_TASK BRIEF_
Do these statements agree with the abstract on irritant contact dermatitis? Answer yes or no for each of (a), (b), and (c), and quote the deciding words of the abstract. (a) Among the mice studied, IL-6KO skin showed the most severe damage. (b) In BKC-exposed mice, the rise in IL-1β, TNF-α, TGF-β, CCL2, CCL3 and CXCL1 depended on immune phenotype. (c) After JP-8 exposure, IL-6KO mice had more neutrophils than C57 mice.

_SOURCE EXTRACT_
BEGIN

Immune phenotype and IL-6 deficiency modulate the inflammatory response in a mouse model of Irritant Contact Dermatitis

Abstract

Abstract Skin diseases are the second most common occupational illness with associated per annum costs exceeding $1 billion. Irritant contact dermatitis (ICD), the most common occupational skin disease, is characterized as an acute inflammatory response that manifests as a result of topical irritant exposure. Immune phenotype, such as Th1- and Th2- dominance, is postulated to contribute to the variability seen between patients. In addition, interleukin 6, which is known to have variably both Th1 and Th2 properties, has been shown to play a key role in ICD. C57BL/6J (“Th1 dominant”), Balb/c (“Th2 dominant”), and IL-6KO mice were utilized to investigate ICD induced by exposure to the occupational irritants, benzoalkonium chloride (BKC) and JP-8 jet fuel. Histopathology revealed epidermal thickening and dermal cellular infiltration in dermatitis lesions, with IL-6KO skin exhibiting the most severe damage. Analysis of skin cytokine and chemokine protein expression showed that IL-1β, TNF-α, TGF-β, CCL2, CCL3 and CXCL1, were elevated in mice exposed to BKC regardless of immune phenotype. In contrast, IL-1β, TNF-α, TGF-β, and CXCL1 varied between mouse strains when JP-8 was compared to control exposure. Flow cytometric analysis and immunohistochemistry indicated neutrophil and monocyte presence within dermatitis lesions; however, IL-6KO showed a greater amount of neutrophils following BKC exposure and decreased neutrophil presence after JP-8 exposure when compared to C57 mice. Overall, it appears that immune phenotype and IL-6 deficiency alters the skin inflammatory response in ICD via differential cytokine and chemokine expression that influence the type of inflammatory cells that infiltrate into the skin.

END

_RECORDED INFORMATION_
BEGIN

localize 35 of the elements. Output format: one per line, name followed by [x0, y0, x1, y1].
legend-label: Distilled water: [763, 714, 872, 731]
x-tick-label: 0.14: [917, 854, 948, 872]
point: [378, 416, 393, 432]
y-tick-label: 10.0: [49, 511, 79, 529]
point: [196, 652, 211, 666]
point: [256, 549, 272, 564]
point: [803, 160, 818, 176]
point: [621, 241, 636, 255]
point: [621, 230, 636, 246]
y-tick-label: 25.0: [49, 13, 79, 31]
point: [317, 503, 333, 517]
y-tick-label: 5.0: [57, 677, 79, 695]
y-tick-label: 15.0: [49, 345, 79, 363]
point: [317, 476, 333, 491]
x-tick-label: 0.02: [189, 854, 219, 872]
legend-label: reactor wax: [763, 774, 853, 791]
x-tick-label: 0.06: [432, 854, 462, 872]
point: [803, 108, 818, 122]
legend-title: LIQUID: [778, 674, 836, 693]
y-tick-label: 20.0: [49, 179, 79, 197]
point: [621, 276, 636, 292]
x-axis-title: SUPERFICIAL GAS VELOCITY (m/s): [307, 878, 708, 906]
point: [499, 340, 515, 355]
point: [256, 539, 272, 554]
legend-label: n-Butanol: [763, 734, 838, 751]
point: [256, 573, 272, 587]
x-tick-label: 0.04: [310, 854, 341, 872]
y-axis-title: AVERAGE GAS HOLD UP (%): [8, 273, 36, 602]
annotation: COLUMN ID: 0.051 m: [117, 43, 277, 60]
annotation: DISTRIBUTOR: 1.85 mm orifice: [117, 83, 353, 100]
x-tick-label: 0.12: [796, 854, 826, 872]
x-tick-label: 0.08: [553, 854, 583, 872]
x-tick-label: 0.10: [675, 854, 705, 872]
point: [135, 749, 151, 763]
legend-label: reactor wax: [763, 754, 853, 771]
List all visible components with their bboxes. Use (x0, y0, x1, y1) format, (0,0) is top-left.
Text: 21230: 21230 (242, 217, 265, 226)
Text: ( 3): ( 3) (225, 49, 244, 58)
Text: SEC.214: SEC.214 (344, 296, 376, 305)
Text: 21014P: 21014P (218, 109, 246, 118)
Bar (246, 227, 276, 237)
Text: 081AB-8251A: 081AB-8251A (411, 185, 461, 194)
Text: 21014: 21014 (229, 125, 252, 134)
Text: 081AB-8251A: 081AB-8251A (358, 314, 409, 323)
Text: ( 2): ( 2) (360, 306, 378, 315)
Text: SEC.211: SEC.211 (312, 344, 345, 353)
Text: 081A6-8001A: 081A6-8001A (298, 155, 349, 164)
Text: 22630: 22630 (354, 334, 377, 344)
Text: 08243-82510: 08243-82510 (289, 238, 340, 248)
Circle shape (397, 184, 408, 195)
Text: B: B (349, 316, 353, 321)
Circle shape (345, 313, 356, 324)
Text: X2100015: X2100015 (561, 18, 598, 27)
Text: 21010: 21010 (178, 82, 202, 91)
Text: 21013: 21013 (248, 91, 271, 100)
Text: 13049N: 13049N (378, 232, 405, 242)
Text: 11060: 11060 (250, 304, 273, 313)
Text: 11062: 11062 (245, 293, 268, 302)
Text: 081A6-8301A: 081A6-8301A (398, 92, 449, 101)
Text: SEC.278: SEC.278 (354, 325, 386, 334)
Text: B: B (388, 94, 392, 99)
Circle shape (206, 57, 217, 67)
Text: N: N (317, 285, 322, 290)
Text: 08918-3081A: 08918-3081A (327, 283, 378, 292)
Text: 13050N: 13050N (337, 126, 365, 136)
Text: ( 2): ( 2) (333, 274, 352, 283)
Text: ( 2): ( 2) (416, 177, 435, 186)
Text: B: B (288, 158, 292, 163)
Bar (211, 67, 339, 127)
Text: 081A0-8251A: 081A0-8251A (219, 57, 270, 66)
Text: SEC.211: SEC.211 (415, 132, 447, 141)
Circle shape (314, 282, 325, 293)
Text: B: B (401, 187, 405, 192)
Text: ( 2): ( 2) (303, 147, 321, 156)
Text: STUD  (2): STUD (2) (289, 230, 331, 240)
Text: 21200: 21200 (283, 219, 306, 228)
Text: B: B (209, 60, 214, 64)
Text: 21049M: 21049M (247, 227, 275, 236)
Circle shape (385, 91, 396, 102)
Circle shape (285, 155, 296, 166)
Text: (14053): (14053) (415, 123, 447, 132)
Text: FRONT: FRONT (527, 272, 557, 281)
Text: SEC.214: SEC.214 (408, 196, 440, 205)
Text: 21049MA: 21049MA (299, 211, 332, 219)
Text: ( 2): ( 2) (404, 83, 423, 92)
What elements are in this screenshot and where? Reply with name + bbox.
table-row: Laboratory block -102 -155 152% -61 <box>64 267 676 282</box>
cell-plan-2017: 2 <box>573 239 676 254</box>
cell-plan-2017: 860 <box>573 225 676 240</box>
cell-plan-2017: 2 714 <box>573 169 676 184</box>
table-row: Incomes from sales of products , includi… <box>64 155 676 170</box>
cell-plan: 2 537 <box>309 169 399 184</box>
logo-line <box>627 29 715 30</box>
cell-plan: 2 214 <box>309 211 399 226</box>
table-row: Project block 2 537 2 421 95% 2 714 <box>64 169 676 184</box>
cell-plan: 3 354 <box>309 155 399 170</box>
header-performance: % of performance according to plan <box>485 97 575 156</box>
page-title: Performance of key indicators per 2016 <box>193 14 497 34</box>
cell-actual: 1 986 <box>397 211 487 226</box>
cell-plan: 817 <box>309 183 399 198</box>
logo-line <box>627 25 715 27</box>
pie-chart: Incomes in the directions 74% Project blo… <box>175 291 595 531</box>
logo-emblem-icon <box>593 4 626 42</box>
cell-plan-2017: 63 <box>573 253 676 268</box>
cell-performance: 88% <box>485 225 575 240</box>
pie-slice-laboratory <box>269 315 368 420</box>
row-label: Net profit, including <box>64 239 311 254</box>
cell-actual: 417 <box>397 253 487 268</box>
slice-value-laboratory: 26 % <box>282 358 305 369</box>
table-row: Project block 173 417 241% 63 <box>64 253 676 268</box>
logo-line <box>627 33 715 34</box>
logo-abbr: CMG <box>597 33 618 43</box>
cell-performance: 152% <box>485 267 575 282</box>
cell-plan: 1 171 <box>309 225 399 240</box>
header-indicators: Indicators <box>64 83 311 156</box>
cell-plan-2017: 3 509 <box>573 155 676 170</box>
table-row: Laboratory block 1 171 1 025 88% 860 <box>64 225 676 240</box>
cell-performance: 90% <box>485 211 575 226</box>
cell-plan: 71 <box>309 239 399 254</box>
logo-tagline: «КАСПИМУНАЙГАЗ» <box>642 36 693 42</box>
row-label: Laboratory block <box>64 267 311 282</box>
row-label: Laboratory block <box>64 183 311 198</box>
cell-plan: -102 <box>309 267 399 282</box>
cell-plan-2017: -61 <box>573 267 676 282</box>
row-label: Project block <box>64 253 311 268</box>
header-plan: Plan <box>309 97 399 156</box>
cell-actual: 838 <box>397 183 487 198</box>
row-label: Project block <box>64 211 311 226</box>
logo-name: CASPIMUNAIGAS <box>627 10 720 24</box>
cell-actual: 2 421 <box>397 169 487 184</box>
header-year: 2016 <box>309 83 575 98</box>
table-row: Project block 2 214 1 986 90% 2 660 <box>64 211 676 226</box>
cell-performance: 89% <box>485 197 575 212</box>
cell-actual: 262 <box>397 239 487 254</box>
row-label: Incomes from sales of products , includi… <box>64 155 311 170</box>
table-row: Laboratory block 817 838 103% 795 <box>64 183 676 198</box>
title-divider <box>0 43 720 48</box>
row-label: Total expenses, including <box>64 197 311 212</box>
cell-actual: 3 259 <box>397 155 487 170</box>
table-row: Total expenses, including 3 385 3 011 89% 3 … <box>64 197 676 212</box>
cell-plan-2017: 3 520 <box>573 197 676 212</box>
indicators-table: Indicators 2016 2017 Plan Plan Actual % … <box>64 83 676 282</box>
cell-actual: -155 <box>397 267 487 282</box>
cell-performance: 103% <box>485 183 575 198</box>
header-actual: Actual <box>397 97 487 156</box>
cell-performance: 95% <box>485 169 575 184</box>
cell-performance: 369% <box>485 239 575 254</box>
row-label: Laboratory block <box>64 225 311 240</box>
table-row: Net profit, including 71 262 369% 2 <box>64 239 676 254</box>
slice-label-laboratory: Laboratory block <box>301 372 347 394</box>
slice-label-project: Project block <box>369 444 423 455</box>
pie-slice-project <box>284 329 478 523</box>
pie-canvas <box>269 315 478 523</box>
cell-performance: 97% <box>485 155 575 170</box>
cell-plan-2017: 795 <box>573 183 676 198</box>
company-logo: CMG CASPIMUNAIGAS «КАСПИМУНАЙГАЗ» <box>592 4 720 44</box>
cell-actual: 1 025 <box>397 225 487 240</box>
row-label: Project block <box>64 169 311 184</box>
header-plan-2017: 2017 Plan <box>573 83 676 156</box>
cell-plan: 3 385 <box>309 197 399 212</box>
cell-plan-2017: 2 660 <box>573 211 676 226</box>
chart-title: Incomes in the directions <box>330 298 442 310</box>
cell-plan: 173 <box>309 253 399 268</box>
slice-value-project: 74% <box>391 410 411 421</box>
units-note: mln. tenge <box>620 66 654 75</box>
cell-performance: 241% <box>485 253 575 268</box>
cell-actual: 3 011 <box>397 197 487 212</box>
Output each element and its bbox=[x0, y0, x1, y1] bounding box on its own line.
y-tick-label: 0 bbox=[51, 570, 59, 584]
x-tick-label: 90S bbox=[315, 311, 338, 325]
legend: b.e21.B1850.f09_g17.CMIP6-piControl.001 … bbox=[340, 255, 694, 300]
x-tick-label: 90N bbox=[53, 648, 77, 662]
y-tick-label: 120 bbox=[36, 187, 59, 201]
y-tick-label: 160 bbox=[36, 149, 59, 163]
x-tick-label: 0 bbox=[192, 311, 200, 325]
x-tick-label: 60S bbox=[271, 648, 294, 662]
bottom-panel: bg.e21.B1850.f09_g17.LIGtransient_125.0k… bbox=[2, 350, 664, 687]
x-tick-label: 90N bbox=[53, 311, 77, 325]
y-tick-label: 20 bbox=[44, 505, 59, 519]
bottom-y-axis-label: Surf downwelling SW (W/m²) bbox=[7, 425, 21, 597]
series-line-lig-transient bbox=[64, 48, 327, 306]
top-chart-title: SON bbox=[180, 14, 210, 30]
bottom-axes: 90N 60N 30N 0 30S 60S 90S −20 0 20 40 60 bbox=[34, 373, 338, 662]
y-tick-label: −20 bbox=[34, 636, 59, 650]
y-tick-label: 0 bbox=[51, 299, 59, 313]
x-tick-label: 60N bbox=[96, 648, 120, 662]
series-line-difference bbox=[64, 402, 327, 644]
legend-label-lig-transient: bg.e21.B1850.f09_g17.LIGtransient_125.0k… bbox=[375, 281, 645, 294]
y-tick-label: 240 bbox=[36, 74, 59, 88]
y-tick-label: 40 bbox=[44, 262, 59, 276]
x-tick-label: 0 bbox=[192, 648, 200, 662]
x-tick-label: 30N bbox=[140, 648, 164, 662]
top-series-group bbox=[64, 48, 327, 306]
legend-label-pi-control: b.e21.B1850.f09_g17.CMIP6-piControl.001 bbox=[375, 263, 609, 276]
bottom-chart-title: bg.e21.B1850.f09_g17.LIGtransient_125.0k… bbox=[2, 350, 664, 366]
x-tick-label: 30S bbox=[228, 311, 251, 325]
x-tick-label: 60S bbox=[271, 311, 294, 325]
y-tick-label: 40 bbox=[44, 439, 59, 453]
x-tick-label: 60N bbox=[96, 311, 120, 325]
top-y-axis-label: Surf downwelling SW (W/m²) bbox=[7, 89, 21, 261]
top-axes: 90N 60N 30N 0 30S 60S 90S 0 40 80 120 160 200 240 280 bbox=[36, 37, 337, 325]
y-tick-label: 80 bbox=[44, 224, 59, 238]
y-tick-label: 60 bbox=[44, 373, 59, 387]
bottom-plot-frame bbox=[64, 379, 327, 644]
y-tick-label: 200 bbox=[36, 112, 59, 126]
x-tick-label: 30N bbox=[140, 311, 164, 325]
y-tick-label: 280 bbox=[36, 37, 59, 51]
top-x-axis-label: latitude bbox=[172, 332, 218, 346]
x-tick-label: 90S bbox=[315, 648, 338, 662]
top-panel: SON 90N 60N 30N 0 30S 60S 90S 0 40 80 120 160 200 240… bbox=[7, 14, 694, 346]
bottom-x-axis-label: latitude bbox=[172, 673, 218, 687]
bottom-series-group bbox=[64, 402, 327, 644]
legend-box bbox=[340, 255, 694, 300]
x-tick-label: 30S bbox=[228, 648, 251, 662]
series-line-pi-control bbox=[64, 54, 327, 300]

END

_FINISHED TASK_
(a) Yes: "with IL-6KO skin exhibiting the most severe damage"
(b) No: "were elevated in mice exposed to BKC regardless of immune phenotype"
(c) No: "decreased neutrophil presence after JP-8 exposure when compared to C57 mice"